▶ _Work required_: Repeat the records below exactly.

━━━━━━━━━━━━━━━━━━━━━━━━━━━━━━

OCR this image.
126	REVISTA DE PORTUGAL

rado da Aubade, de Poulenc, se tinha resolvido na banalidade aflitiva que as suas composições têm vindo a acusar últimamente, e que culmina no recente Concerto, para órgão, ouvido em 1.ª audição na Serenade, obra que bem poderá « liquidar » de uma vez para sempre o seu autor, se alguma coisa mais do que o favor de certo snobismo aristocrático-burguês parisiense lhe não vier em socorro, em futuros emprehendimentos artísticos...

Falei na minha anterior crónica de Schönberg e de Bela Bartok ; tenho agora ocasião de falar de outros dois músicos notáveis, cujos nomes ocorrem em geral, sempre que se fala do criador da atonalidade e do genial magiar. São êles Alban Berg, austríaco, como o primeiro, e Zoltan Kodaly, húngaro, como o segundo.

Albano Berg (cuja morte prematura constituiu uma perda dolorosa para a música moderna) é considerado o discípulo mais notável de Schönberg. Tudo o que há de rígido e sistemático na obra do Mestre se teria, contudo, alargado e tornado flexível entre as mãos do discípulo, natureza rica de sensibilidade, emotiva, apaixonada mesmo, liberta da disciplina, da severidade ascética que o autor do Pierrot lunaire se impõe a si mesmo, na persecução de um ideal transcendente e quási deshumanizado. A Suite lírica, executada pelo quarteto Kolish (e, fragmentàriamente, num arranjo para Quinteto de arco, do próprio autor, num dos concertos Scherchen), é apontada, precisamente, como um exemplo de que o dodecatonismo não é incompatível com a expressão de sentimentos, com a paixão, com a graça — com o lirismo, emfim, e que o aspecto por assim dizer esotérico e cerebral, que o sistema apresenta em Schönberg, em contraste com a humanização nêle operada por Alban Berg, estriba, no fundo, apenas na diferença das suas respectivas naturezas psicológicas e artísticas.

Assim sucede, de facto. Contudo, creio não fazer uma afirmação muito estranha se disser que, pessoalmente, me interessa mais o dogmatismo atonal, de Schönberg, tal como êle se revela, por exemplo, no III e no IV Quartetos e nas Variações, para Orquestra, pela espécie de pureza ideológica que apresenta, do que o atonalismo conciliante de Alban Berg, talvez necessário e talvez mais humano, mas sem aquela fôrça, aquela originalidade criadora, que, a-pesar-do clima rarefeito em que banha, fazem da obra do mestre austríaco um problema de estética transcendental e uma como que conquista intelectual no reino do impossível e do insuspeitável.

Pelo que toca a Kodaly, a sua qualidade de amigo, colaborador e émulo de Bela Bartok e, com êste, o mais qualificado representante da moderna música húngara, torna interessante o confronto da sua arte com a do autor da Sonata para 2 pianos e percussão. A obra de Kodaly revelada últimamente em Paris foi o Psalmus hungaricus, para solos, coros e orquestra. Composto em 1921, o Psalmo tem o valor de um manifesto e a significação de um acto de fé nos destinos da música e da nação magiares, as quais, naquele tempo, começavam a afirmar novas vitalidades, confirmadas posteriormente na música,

━━━━━━━━━━━━━━━━━━━━━━━━━━━━━━

▶ _Correct output_:
OCR this image.
126	REVISTA DE PORTUGAL

rado da Aubade, de Poulenc, se tinha resolvido na banalidade aflitiva que as suas composições têm vindo a acusar últimamente, e que culmina no recente Concerto, para órgão, ouvido em 1.ª audição na Serenade, obra que bem poderá « liquidar » de uma vez para sempre o seu autor, se alguma coisa mais do que o favor de certo snobismo aristocrático-burguês parisiense lhe não vier em socorro, em futuros emprehendimentos artísticos...

Falei na minha anterior crónica de Schönberg e de Bela Bartok ; tenho agora ocasião de falar de outros dois músicos notáveis, cujos nomes ocorrem em geral, sempre que se fala do criador da atonalidade e do genial magiar. São êles Alban Berg, austríaco, como o primeiro, e Zoltan Kodaly, húngaro, como o segundo.

Albano Berg (cuja morte prematura constituiu uma perda dolorosa para a música moderna) é considerado o discípulo mais notável de Schönberg. Tudo o que há de rígido e sistemático na obra do Mestre se teria, contudo, alargado e tornado flexível entre as mãos do discípulo, natureza rica de sensibilidade, emotiva, apaixonada mesmo, liberta da disciplina, da severidade ascética que o autor do Pierrot lunaire se impõe a si mesmo, na persecução de um ideal transcendente e quási deshumanizado. A Suite lírica, executada pelo quarteto Kolish (e, fragmentàriamente, num arranjo para Quinteto de arco, do próprio autor, num dos concertos Scherchen), é apontada, precisamente, como um exemplo de que o dodecatonismo não é incompatível com a expressão de sentimentos, com a paixão, com a graça — com o lirismo, emfim, e que o aspecto por assim dizer esotérico e cerebral, que o sistema apresenta em Schönberg, em contraste com a humanização nêle operada por Alban Berg, estriba, no fundo, apenas na diferença das suas respectivas naturezas psicológicas e artísticas.

Assim sucede, de facto. Contudo, creio não fazer uma afirmação muito estranha se disser que, pessoalmente, me interessa mais o dogmatismo atonal, de Schönberg, tal como êle se revela, por exemplo, no III e no IV Quartetos e nas Variações, para Orquestra, pela espécie de pureza ideológica que apresenta, do que o atonalismo conciliante de Alban Berg, talvez necessário e talvez mais humano, mas sem aquela fôrça, aquela originalidade criadora, que, a-pesar-do clima rarefeito em que banha, fazem da obra do mestre austríaco um problema de estética transcendental e uma como que conquista intelectual no reino do impossível e do insuspeitável.

Pelo que toca a Kodaly, a sua qualidade de amigo, colaborador e émulo de Bela Bartok e, com êste, o mais qualificado representante da moderna música húngara, torna interessante o confronto da sua arte com a do autor da Sonata para 2 pianos e percussão. A obra de Kodaly revelada últimamente em Paris foi o Psalmus hungaricus, para solos, coros e orquestra. Composto em 1921, o Psalmo tem o valor de um manifesto e a significação de um acto de fé nos destinos da música e da nação magiares, as quais, naquele tempo, começavam a afirmar novas vitalidades, confirmadas posteriormente na música,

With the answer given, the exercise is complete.